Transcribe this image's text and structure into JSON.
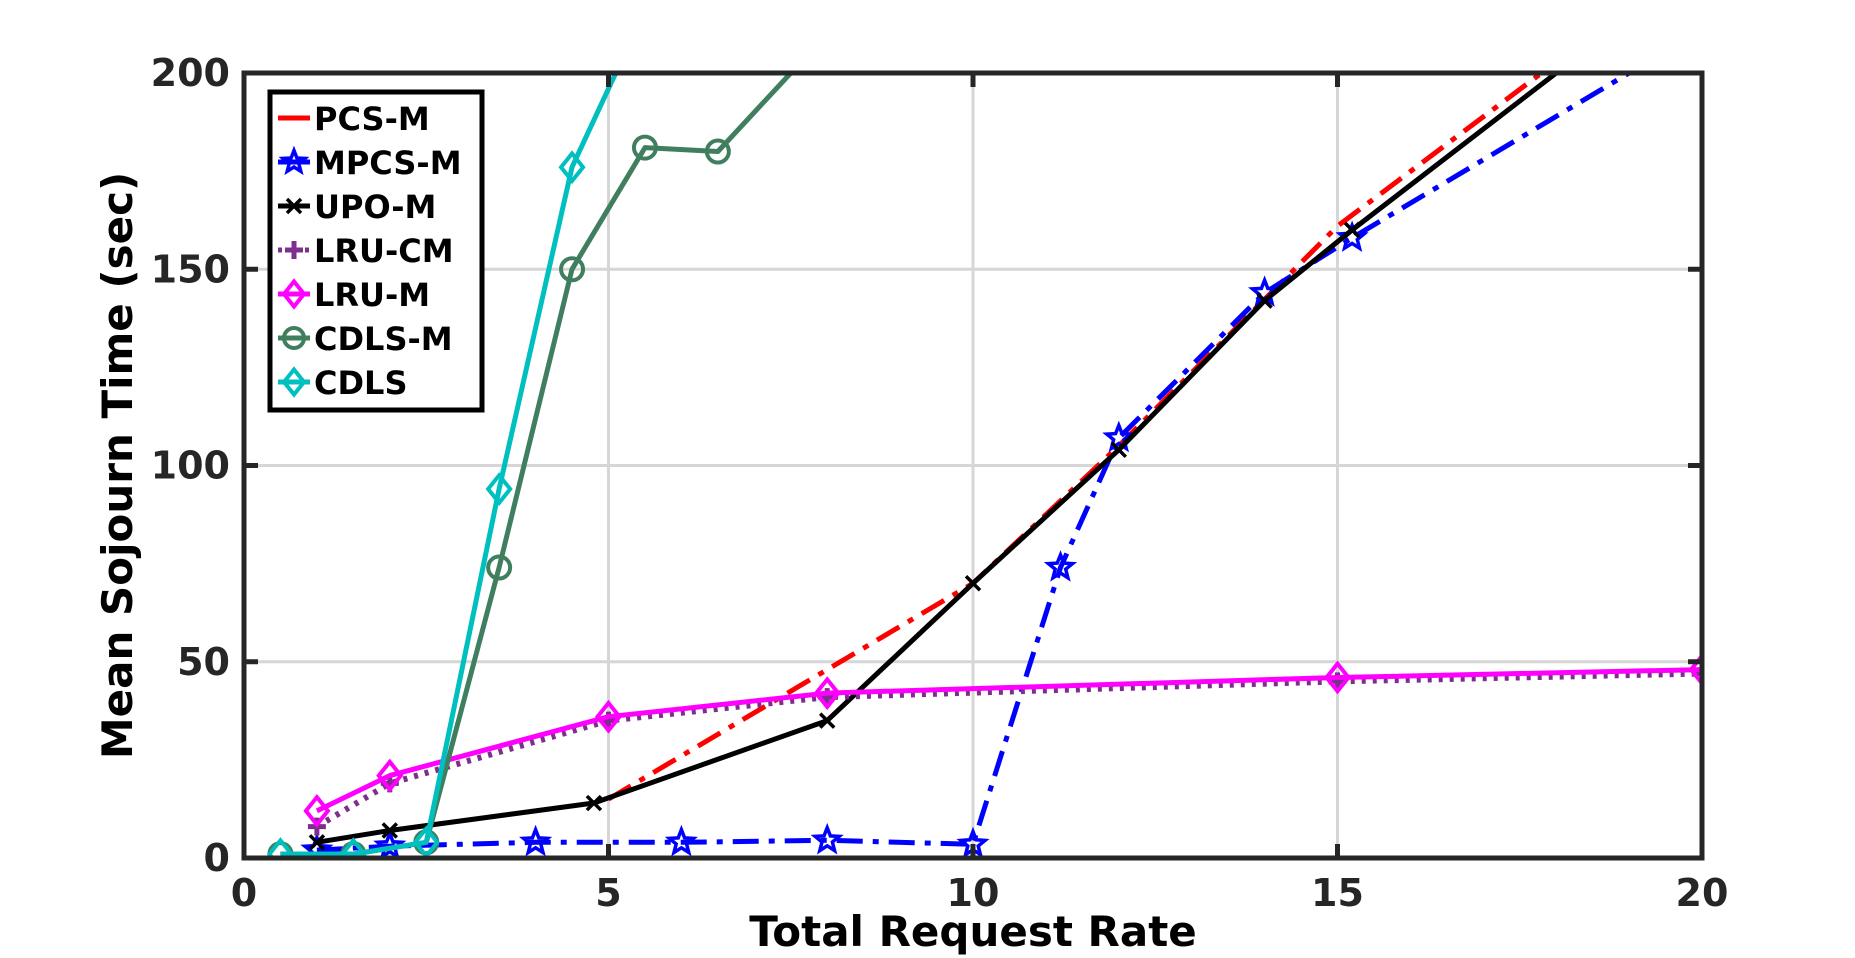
{
  "chart_data": {
    "type": "line",
    "xlabel": "Total Request Rate",
    "ylabel": "Mean Sojourn Time (sec)",
    "xlim": [
      0,
      20
    ],
    "ylim": [
      0,
      200
    ],
    "xticks": [
      0,
      5,
      10,
      15,
      20
    ],
    "yticks": [
      0,
      50,
      100,
      150,
      200
    ],
    "grid": true,
    "legend_position": "top-left",
    "series": [
      {
        "name": "PCS-M",
        "color": "#ff0000",
        "dash": "dash-dot",
        "marker": "none",
        "x": [
          5,
          8,
          10,
          12,
          15,
          17.8
        ],
        "y": [
          15,
          48,
          70,
          105,
          161,
          200
        ]
      },
      {
        "name": "MPCS-M",
        "color": "#0000ff",
        "dash": "dash-dot",
        "marker": "star",
        "x": [
          1,
          2,
          4,
          6,
          8,
          10,
          11.2,
          12,
          14,
          15.2,
          19.0
        ],
        "y": [
          2,
          3,
          4,
          4,
          4.5,
          3.5,
          74,
          107,
          144,
          158,
          200
        ]
      },
      {
        "name": "UPO-M",
        "color": "#000000",
        "dash": "solid",
        "marker": "x",
        "x": [
          1,
          2,
          4.8,
          8,
          10,
          12,
          14,
          15.2,
          18
        ],
        "y": [
          4,
          7,
          14,
          35,
          70,
          104,
          142,
          160,
          200
        ]
      },
      {
        "name": "LRU-CM",
        "color": "#7e2f8e",
        "dash": "dotted",
        "marker": "plus",
        "x": [
          1,
          2,
          5,
          8,
          15,
          20
        ],
        "y": [
          8,
          19,
          35,
          41,
          45,
          47
        ]
      },
      {
        "name": "LRU-M",
        "color": "#ff00ff",
        "dash": "solid",
        "marker": "diamond",
        "x": [
          1,
          2,
          5,
          8,
          15,
          20
        ],
        "y": [
          12,
          21,
          36,
          42,
          46,
          48
        ]
      },
      {
        "name": "CDLS-M",
        "color": "#3f7f5f",
        "dash": "solid",
        "marker": "circle",
        "x": [
          0.5,
          1.5,
          2.5,
          3.5,
          4.5,
          5.5,
          6.5,
          7.5
        ],
        "y": [
          1,
          1,
          4,
          74,
          150,
          181,
          180,
          200
        ]
      },
      {
        "name": "CDLS",
        "color": "#00bfbf",
        "dash": "solid",
        "marker": "diamond",
        "x": [
          0.5,
          1.5,
          2.5,
          3.5,
          4.5,
          5.1
        ],
        "y": [
          1,
          1,
          4,
          94,
          176,
          200
        ]
      }
    ]
  }
}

_Goal:_ Omit any images, then output the listing exactly.

_Written answer:_
Transcribe this image's text and structure into JSON.
{
  "chart_data": {
    "type": "line",
    "xlabel": "Total Request Rate",
    "ylabel": "Mean Sojourn Time (sec)",
    "xlim": [
      0,
      20
    ],
    "ylim": [
      0,
      200
    ],
    "xticks": [
      0,
      5,
      10,
      15,
      20
    ],
    "yticks": [
      0,
      50,
      100,
      150,
      200
    ],
    "grid": true,
    "legend_position": "top-left",
    "series": [
      {
        "name": "PCS-M",
        "color": "#ff0000",
        "dash": "dash-dot",
        "marker": "none",
        "x": [
          5,
          8,
          10,
          12,
          15,
          17.8
        ],
        "y": [
          15,
          48,
          70,
          105,
          161,
          200
        ]
      },
      {
        "name": "MPCS-M",
        "color": "#0000ff",
        "dash": "dash-dot",
        "marker": "star",
        "x": [
          1,
          2,
          4,
          6,
          8,
          10,
          11.2,
          12,
          14,
          15.2,
          19.0
        ],
        "y": [
          2,
          3,
          4,
          4,
          4.5,
          3.5,
          74,
          107,
          144,
          158,
          200
        ]
      },
      {
        "name": "UPO-M",
        "color": "#000000",
        "dash": "solid",
        "marker": "x",
        "x": [
          1,
          2,
          4.8,
          8,
          10,
          12,
          14,
          15.2,
          18
        ],
        "y": [
          4,
          7,
          14,
          35,
          70,
          104,
          142,
          160,
          200
        ]
      },
      {
        "name": "LRU-CM",
        "color": "#7e2f8e",
        "dash": "dotted",
        "marker": "plus",
        "x": [
          1,
          2,
          5,
          8,
          15,
          20
        ],
        "y": [
          8,
          19,
          35,
          41,
          45,
          47
        ]
      },
      {
        "name": "LRU-M",
        "color": "#ff00ff",
        "dash": "solid",
        "marker": "diamond",
        "x": [
          1,
          2,
          5,
          8,
          15,
          20
        ],
        "y": [
          12,
          21,
          36,
          42,
          46,
          48
        ]
      },
      {
        "name": "CDLS-M",
        "color": "#3f7f5f",
        "dash": "solid",
        "marker": "circle",
        "x": [
          0.5,
          1.5,
          2.5,
          3.5,
          4.5,
          5.5,
          6.5,
          7.5
        ],
        "y": [
          1,
          1,
          4,
          74,
          150,
          181,
          180,
          200
        ]
      },
      {
        "name": "CDLS",
        "color": "#00bfbf",
        "dash": "solid",
        "marker": "diamond",
        "x": [
          0.5,
          1.5,
          2.5,
          3.5,
          4.5,
          5.1
        ],
        "y": [
          1,
          1,
          4,
          94,
          176,
          200
        ]
      }
    ]
  }
}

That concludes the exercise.